* BEGIN *

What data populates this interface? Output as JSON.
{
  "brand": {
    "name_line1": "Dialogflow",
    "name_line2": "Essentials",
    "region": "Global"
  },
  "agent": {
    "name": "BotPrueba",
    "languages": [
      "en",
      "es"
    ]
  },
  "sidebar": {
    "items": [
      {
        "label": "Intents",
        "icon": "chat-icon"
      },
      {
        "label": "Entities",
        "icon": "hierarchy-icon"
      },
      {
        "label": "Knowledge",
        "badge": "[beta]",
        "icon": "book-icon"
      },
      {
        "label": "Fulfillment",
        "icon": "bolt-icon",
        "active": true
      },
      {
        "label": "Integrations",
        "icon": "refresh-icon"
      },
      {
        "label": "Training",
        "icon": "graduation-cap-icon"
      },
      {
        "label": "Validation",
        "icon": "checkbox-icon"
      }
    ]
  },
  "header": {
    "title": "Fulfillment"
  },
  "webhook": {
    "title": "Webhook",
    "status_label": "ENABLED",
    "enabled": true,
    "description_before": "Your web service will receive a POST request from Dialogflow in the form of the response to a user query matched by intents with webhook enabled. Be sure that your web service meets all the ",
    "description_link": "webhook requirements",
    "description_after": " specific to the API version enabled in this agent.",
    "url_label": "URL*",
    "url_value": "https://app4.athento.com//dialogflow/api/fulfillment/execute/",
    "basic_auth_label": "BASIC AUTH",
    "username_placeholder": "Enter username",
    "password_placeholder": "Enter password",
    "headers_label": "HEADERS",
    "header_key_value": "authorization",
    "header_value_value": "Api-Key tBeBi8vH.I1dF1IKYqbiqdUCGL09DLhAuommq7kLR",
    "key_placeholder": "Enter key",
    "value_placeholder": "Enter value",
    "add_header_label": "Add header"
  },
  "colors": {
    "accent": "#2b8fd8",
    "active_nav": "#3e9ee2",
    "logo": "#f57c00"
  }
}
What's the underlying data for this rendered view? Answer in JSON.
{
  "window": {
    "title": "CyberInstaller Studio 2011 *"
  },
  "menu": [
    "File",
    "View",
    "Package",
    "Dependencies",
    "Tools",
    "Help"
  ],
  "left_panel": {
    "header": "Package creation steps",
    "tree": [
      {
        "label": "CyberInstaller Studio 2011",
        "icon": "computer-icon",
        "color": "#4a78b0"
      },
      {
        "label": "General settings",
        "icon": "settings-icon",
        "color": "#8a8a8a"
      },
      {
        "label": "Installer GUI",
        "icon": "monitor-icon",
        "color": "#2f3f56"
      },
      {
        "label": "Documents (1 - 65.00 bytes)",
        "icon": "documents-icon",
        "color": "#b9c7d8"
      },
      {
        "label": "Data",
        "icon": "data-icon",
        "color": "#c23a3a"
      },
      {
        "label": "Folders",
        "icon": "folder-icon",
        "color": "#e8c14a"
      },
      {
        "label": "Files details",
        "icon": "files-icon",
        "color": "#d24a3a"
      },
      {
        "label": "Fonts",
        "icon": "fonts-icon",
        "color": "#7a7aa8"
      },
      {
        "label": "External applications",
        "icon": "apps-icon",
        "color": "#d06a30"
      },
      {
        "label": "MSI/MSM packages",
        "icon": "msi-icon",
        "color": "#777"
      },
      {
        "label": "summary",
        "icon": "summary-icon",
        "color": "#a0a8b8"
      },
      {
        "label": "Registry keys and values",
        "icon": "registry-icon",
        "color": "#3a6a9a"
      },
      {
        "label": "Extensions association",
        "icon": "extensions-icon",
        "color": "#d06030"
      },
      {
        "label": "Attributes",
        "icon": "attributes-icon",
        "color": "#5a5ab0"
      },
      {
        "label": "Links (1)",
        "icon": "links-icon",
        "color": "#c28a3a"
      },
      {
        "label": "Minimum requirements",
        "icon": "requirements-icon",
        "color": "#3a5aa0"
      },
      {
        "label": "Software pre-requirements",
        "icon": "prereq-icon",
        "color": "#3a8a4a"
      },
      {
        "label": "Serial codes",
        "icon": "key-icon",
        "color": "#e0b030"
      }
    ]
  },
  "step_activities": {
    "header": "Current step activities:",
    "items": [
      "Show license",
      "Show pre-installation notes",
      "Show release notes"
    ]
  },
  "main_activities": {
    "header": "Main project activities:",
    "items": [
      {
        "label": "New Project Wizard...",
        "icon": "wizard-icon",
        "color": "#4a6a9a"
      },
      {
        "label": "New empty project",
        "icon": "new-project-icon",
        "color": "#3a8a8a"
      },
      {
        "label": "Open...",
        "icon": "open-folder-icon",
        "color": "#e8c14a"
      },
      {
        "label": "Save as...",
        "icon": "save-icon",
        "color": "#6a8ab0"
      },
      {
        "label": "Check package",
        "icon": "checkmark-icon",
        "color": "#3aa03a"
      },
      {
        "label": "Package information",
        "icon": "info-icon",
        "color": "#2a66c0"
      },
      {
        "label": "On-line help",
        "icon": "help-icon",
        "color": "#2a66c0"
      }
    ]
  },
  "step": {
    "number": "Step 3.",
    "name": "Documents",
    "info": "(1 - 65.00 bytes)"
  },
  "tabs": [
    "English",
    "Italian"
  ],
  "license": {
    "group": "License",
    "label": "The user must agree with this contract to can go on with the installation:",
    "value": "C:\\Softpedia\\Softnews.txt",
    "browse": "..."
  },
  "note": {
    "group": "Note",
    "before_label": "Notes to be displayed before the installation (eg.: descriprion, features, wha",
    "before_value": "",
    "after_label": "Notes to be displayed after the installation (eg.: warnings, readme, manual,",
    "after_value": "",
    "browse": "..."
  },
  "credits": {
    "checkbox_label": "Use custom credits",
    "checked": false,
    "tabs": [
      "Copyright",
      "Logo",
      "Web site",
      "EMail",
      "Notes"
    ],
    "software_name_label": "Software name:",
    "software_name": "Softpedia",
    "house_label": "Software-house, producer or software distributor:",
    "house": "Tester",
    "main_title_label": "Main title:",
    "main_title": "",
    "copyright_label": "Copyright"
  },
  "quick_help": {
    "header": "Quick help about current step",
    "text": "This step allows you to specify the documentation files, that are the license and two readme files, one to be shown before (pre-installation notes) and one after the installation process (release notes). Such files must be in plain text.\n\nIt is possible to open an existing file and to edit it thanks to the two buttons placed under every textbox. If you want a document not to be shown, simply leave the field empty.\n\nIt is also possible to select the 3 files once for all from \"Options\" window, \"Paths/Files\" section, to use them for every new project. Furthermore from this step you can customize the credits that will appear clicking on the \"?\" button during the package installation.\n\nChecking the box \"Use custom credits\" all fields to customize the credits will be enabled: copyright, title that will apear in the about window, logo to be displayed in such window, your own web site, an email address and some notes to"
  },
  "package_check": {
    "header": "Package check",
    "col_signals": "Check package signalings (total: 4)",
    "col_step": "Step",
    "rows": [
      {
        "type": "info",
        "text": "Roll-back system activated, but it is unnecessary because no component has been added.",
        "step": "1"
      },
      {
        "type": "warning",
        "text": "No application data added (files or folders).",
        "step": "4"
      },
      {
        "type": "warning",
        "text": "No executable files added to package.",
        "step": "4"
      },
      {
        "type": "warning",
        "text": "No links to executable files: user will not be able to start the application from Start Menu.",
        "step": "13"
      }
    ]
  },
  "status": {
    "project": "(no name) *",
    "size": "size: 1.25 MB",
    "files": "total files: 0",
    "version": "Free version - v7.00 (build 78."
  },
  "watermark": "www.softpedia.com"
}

* END *

• _Work required_
Report only how many lines of the listing hold the word "What".

• _Result below_
2